* DESCRIPTION OF THE TASK
Exactly the lines from the one containing "Output the text content of this document." through the end of the data below are to be reproduced, and nothing besides them.

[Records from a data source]
%%

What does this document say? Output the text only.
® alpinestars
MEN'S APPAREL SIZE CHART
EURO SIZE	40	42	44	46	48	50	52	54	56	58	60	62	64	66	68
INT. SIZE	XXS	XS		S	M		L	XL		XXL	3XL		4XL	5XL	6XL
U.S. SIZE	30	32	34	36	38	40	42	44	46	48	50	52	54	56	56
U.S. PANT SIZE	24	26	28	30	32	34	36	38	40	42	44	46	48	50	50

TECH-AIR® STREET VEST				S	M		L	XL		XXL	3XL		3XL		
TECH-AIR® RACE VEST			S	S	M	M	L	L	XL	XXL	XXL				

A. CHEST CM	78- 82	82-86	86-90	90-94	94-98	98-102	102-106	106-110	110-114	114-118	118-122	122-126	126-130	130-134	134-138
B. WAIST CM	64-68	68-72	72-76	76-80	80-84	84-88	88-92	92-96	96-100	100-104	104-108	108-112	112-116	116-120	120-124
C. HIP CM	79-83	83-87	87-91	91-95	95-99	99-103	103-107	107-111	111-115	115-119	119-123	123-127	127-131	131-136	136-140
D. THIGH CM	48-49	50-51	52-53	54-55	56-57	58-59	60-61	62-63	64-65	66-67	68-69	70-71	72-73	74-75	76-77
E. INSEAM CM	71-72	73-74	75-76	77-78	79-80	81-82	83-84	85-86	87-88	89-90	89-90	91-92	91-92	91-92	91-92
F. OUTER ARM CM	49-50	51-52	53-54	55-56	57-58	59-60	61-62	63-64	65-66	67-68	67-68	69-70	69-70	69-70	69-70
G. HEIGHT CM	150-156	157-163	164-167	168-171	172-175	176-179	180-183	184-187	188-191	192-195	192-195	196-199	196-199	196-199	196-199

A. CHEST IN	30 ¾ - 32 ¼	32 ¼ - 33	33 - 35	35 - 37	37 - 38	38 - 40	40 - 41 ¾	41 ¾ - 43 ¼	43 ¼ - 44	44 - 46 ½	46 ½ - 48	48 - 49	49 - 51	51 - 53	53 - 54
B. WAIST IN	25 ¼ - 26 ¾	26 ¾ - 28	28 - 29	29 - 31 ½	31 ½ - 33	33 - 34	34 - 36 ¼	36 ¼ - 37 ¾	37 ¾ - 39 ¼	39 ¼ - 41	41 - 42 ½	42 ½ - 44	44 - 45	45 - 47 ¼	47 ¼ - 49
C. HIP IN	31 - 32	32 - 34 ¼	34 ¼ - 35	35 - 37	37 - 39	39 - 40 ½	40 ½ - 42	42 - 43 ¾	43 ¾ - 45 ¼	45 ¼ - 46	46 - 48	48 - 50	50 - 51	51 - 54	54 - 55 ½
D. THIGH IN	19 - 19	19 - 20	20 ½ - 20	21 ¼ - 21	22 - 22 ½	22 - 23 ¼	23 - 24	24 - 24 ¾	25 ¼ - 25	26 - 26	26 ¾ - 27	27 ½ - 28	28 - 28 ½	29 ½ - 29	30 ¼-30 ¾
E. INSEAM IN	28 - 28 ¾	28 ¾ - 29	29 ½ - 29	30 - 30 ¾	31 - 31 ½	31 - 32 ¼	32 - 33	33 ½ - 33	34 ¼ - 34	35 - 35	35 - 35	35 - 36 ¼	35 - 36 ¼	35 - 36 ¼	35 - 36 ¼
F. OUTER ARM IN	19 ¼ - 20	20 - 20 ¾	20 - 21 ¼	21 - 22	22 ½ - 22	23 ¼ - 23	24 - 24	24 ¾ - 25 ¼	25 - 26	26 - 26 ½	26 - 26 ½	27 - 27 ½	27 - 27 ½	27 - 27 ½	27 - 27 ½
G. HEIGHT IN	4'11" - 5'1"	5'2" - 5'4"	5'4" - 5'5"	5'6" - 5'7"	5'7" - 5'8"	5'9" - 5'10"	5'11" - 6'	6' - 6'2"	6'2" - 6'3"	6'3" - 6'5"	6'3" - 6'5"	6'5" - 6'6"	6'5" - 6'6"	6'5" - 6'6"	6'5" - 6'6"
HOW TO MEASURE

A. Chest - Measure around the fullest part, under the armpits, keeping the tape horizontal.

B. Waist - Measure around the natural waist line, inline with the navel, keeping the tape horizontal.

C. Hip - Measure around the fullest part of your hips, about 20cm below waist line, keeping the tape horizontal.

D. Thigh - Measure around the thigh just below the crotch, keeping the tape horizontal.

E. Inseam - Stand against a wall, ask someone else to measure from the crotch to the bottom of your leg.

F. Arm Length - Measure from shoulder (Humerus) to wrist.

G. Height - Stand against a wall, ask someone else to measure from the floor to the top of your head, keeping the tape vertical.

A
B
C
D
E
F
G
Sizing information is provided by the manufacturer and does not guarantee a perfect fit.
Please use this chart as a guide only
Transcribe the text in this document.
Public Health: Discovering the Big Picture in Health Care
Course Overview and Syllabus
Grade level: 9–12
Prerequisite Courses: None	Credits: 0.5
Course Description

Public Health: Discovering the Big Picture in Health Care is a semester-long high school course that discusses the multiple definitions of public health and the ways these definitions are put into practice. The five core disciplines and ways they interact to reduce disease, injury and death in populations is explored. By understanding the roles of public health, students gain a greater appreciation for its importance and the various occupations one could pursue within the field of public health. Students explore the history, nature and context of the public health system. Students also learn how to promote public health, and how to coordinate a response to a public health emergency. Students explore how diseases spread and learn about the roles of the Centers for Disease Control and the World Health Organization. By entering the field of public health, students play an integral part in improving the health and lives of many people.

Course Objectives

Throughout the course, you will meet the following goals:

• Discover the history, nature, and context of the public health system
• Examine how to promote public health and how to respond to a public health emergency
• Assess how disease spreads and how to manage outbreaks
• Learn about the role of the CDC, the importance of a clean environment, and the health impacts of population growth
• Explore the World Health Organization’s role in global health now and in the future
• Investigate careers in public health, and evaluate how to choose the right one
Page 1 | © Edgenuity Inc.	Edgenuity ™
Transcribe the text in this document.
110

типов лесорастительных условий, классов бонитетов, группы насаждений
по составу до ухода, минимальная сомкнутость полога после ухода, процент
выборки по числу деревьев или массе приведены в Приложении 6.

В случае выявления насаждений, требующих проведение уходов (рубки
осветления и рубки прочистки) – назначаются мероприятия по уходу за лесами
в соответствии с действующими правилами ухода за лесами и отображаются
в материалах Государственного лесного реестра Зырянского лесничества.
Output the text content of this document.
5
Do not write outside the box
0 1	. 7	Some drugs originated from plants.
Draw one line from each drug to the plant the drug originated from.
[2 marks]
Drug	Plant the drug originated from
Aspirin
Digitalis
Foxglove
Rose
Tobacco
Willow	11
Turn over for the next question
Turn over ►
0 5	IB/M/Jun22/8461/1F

%%

* EXERCISE OUTPUT
Output the text content of this document.
5
Do not write outside the box
0 1	. 7	Some drugs originated from plants.
Draw one line from each drug to the plant the drug originated from.
[2 marks]
Drug	Plant the drug originated from
Aspirin
Digitalis
Foxglove
Rose
Tobacco
Willow	11
Turn over for the next question
Turn over ►
0 5	IB/M/Jun22/8461/1F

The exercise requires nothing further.